From my experience, one of the hardest things to wrap my head around when working with Elasticsearch was visualizing how everything fit together. My background is primarily C# and .NET in a very Microsoft world, so I’m used to things like SQL Server, which comes with an excellent exploration and interrogation tool in the form of SQL Server Management studio. When it comes to Elasticsearch though, there seems to be no equiavelent, so I felt particularly blind.

Since starting to use Elasticsearch, I’ve become more and more fond of using the command line, so I’ve started to appreciate its amazing HTTP API more and more, but that initial learning curve was pretty vicious.

Anyway, to bring it back around, my first port of call when I started using Elasticsearch was to find a tool conceptually similar to SQL Server Management Studio. Something I could use to both visualize the storage system (however it worked) and possibly even query it as necessary.

I found Kopf.

Kopf did exactly what I wanted it to do. It provided a nice interface on top of Elasticsearch that helped me visualize how everything was structured and what sort of things I could do. To this day, if I attempt to visualize an Elasticsearch cluster in my head, the pictures that come to mind are of the Kopf interface. I can thank it for my understanding of the cluster, the nodes that make it up and the indexes stored therein, along with the excellent Elasticsearch documentation of course.

Later on I learnt that Kopf didn’t have to be used from the creators demonstration website (which is how I had been using it, connecting from my local machine to our ES ELK cluster), but could in fact be installed as a plugin inside Elasticsearch itself, which was even better, because you could access it from {es-url]}/plugins/_kopf, which was a hell of a lot easier.

Unfortunately, everything changed when the fire nation attacked…

No wait, that’s not right.

Everything changed when Elasticsearch 5 was released.

I’m The Juggernaut

Elasticsearch 5 deprecated site plugins. No more site plugins meant no more Kopf, or at least no more Kopf hosted within Elasticsearch. This made me sad, obviously, but I could still use the standalone site, so it wasn’t the end of the world.

My memory of the next bit is a little bit fuzzy, but I think even the standalone site stopped working properly when connecting to Elasticsearch 5. The creator of Kopf was no longer maintaining the project either, so it was unlikely that the problems would be solved.

I was basically blind.

Enter Cerebro.

No bones about it, Cerebro IS Kopf. It’s made by the same guy and is still being actively developed. Its pretty much a standalone Kopf (i.e. built in web server), and any differences between the two (other than some cosmetic stuff and the capability to easily save multiple Elasticsearch addresses) are lost on me.

As of this post, its up to 0.6.5, but as far as I can tell, it’s fully functional.

For my usage, I’ve incorporated Cerebro into our ELK stack, with a simple setup (ELB + single instance ASG), pre-configured with the appropriate Elasticsearch address in each environment that we spin up. As is the normal pattern, I’ve set it up on an AMI via Packer, and I deploy its configuration via Octopus deploy, but there is nothing particularly complicated there.

- **Aim**
Please carry on the post about Kopf, Cerebro and Elasticsearch, picking up right after its last sentence.

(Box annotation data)
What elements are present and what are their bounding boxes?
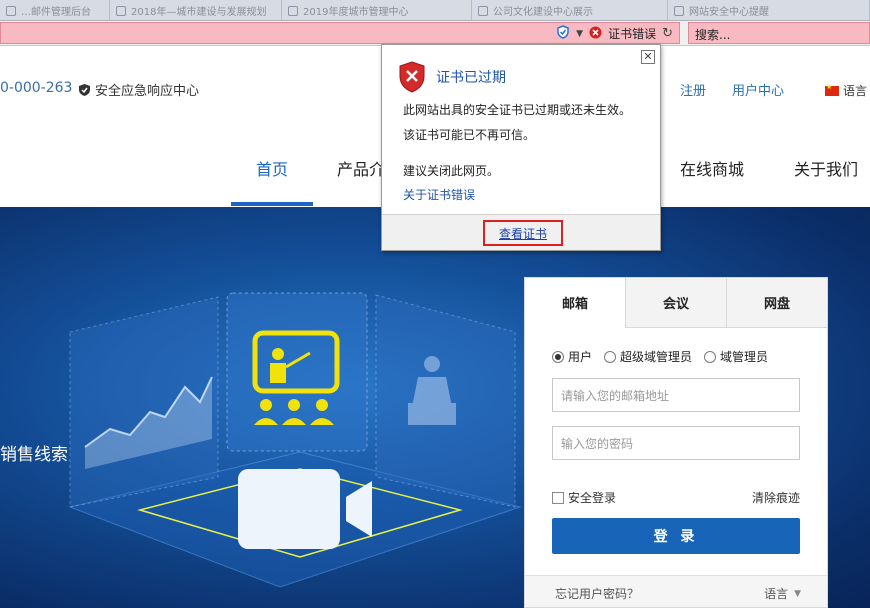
view-certificate-link[interactable]: 查看证书 — [483, 220, 563, 246]
page-icon — [674, 5, 684, 16]
secure-login-checkbox[interactable]: 安全登录 — [552, 489, 616, 506]
address-bar-tools: ▼ 证书错误 ↻ — [556, 25, 673, 42]
about-cert-error-link[interactable]: 关于证书错误 — [403, 186, 475, 203]
cert-error-popup: ✕ 证书已过期 此网站出具的安全证书已过期或还未生效。 该证书可能已不再可信。 … — [381, 44, 661, 251]
security-shield-icon[interactable] — [556, 25, 570, 42]
shield-icon — [79, 83, 90, 96]
tab-mail[interactable]: 邮箱 — [525, 278, 625, 328]
language-select[interactable]: 语言 ▼ — [764, 585, 801, 602]
popup-message: 此网站出具的安全证书已过期或还未生效。 — [403, 103, 632, 117]
login-button[interactable]: 登 录 — [552, 518, 800, 554]
hotline-number: 0-000-263 — [0, 80, 73, 96]
user-center-link[interactable]: 用户中心 — [732, 80, 784, 99]
tab-meeting[interactable]: 会议 — [625, 278, 726, 327]
clear-traces-link[interactable]: 清除痕迹 — [752, 489, 800, 506]
china-flag-icon — [825, 83, 839, 96]
forgot-password-link[interactable]: 忘记用户密码？ — [555, 585, 639, 602]
role-selector: 用户 超级域管理员 域管理员 — [552, 348, 768, 365]
browser-tab[interactable]: 公司文化建设中心展示 — [472, 0, 668, 21]
refresh-icon[interactable]: ↻ — [662, 26, 673, 41]
browser-tab[interactable]: 网站安全中心提醒 — [668, 0, 870, 21]
page-icon — [116, 5, 126, 16]
cert-error-icon[interactable] — [589, 26, 602, 42]
security-center-link[interactable]: 安全应急响应中心 — [78, 80, 199, 99]
role-user-radio[interactable]: 用户 — [552, 348, 592, 365]
role-domain-admin-radio[interactable]: 域管理员 — [704, 348, 768, 365]
page-icon — [6, 5, 16, 16]
browser-tab[interactable]: 2019年度城市管理中心 — [282, 0, 472, 21]
browser-tab-strip: …邮件管理后台 2018年—城市建设与发展规划 2019年度城市管理中心 公司文… — [0, 0, 870, 21]
login-footer: 忘记用户密码？ 语言 ▼ — [525, 575, 827, 607]
popup-footer: 查看证书 — [382, 214, 660, 250]
error-shield-icon — [398, 61, 426, 97]
chevron-down-icon: ▼ — [794, 588, 801, 599]
nav-home[interactable]: 首页 — [256, 156, 288, 180]
login-panel: 邮箱 会议 网盘 用户 超级域管理员 域管理员 请输入您的邮箱地址 输入您的密码… — [524, 277, 828, 608]
close-icon[interactable]: ✕ — [641, 50, 655, 64]
cert-error-label[interactable]: 证书错误 — [608, 25, 656, 42]
role-super-admin-radio[interactable]: 超级域管理员 — [604, 348, 692, 365]
nav-products[interactable]: 产品介 — [337, 156, 385, 180]
tab-netdisk[interactable]: 网盘 — [726, 278, 827, 327]
browser-tab[interactable]: 2018年—城市建设与发展规划 — [110, 0, 282, 21]
dropdown-arrow-icon[interactable]: ▼ — [576, 29, 583, 39]
login-tabs: 邮箱 会议 网盘 — [525, 278, 827, 328]
page-icon — [288, 5, 298, 16]
password-field[interactable]: 输入您的密码 — [552, 426, 800, 460]
browser-tab[interactable]: …邮件管理后台 — [0, 0, 110, 21]
popup-title: 证书已过期 — [436, 70, 506, 86]
radio-selected-icon — [552, 350, 564, 363]
email-field[interactable]: 请输入您的邮箱地址 — [552, 378, 800, 412]
popup-message: 建议关闭此网页。 — [403, 164, 500, 178]
hero-text: 销售线索 — [0, 445, 68, 465]
language-switcher[interactable]: 语言 — [825, 82, 867, 99]
top-links: 注册 用户中心 — [680, 80, 784, 99]
page-icon — [478, 5, 488, 16]
register-link[interactable]: 注册 — [680, 80, 706, 99]
search-input[interactable]: 搜索... — [688, 22, 870, 44]
nav-shop[interactable]: 在线商城 — [680, 156, 744, 180]
address-bar[interactable]: ▼ 证书错误 ↻ — [0, 22, 680, 44]
radio-icon — [604, 350, 617, 363]
checkbox-icon — [552, 491, 564, 504]
nav-active-indicator — [231, 202, 313, 206]
nav-about[interactable]: 关于我们 — [794, 156, 858, 180]
popup-message: 该证书可能已不再可信。 — [403, 128, 536, 142]
address-bar-row: ▼ 证书错误 ↻ 搜索... — [0, 21, 870, 46]
radio-icon — [704, 350, 717, 363]
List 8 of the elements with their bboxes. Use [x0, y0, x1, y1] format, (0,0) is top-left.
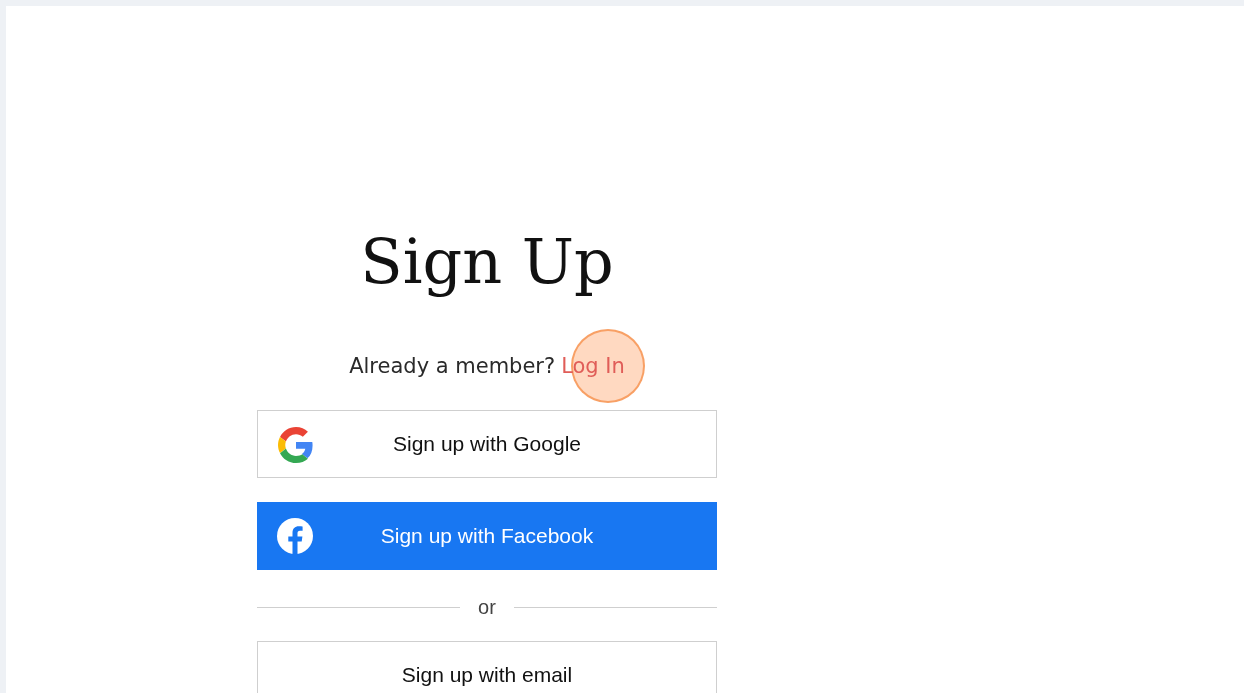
google-signup-button[interactable]: Sign up with Google	[257, 410, 717, 478]
page-title: Sign Up	[360, 224, 614, 300]
facebook-logo-icon	[277, 518, 313, 554]
email-signup-button[interactable]: Sign up with email	[257, 641, 717, 693]
facebook-signup-button[interactable]: Sign up with Facebook	[257, 502, 717, 570]
divider-label: or	[478, 596, 496, 619]
google-logo-icon	[278, 427, 314, 463]
member-prompt: Already a member?	[349, 354, 556, 378]
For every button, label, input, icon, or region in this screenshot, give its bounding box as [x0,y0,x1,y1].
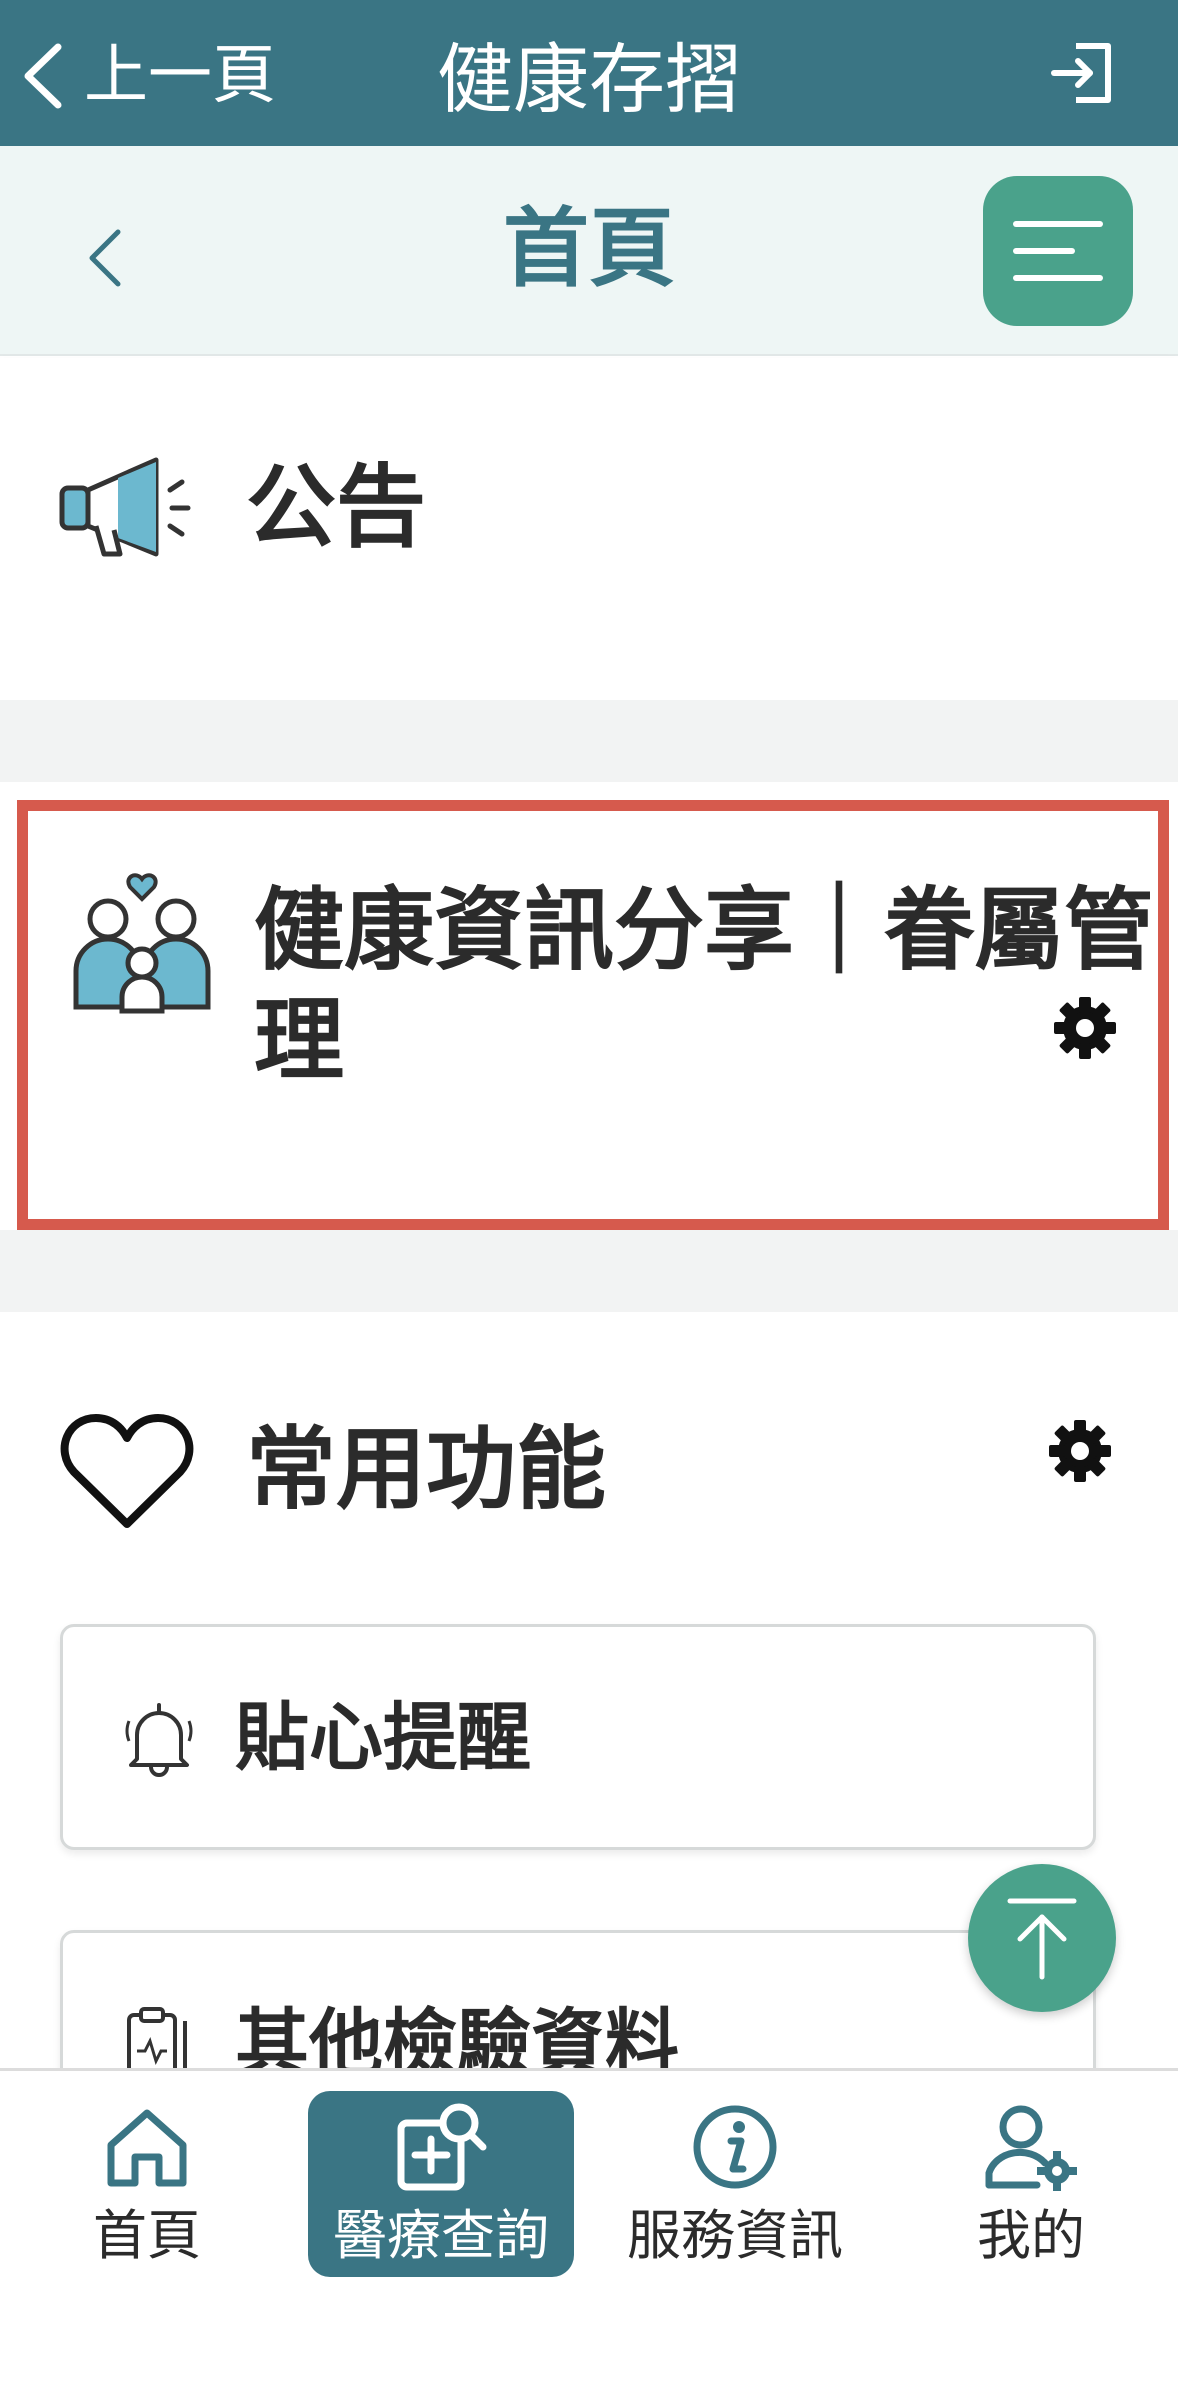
favorites-title: 常用功能 [246,1417,606,1522]
back-button[interactable]: 上一頁 [14,26,276,126]
health-share-title-line1: 健康資訊分享｜眷屬管 [254,878,1154,983]
health-share-title-line2: 理 [254,988,344,1093]
menu-button[interactable] [983,176,1133,326]
heart-icon [60,1414,194,1528]
section-divider [0,1230,1178,1312]
app-header: 上一頁 健康存摺 [0,0,1178,146]
back-button-label: 上一頁 [84,39,276,113]
favorite-item-reminder[interactable]: 貼心提醒 [60,1624,1096,1850]
favorite-item-label: 貼心提醒 [235,1695,531,1781]
bottom-navigation: 首頁 醫療查詢 服務資訊 我的 [0,2068,1178,2391]
family-icon [73,873,211,1014]
page-header: 首頁 [0,146,1178,356]
nav-item-label: 服務資訊 [627,2204,843,2267]
gear-icon[interactable] [1047,1418,1113,1484]
announcement-title: 公告 [246,455,426,560]
nav-item-label: 首頁 [93,2204,201,2267]
megaphone-icon [59,457,191,557]
logout-icon[interactable] [1046,36,1120,110]
health-info-share-section[interactable]: 健康資訊分享｜眷屬管 理 [17,800,1169,1230]
nav-item-service-info[interactable]: 服務資訊 [602,2091,868,2277]
nav-item-medical-search[interactable]: 醫療查詢 [308,2091,574,2277]
chevron-left-icon [14,36,70,116]
nav-item-home[interactable]: 首頁 [14,2091,280,2277]
announcement-section[interactable]: 公告 [0,358,1178,700]
section-divider [0,700,1178,782]
user-settings-icon [985,2105,1077,2191]
nav-item-label: 我的 [977,2204,1085,2267]
info-icon [693,2105,777,2189]
gear-icon[interactable] [1052,995,1118,1061]
scroll-to-top-button[interactable] [968,1864,1116,2012]
bell-icon [125,1703,193,1777]
nav-item-label: 醫療查詢 [333,2204,549,2267]
hamburger-icon [1013,221,1103,281]
medical-search-icon [397,2103,487,2191]
nav-item-mine[interactable]: 我的 [898,2091,1164,2277]
arrow-up-icon [1007,1898,1077,1980]
home-icon [107,2109,187,2187]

- **Response to this exercise**
Kitty, Its Just A Phase

This post is pretty boring so far, so lets talk about Cerebro a little with the help of a screenshot.

This is the main screen of Cerebro, and it contains a wealth of information to help you get a handle on your Elasticsearch cluster.

It shows an overview of the cluster status, data nodes, indexes and their shards and replicas.

  • The cluster status is shown at the top of the screen, mostly via colour. Green good, yellow troublesome, red bad. Helpfully enough, the icon in the browser also changes colour according to the cluster status.
  • Data nodes are shown on the left, and display information like memory, cpu and disk, as well as IP address and name.
  • Indexes pretty much fill the rest of the screen, displaying important statistics like the number of documents and size, while allowing you to access things like mappings and index operations (like delete)
  • The intersection of index and data node gives information about shard/replica allocation. In the example above, we have 3 shards, 2 replicas and 3 nodes, so each node has a full copy of the data. Solid squares indicate the primary shard.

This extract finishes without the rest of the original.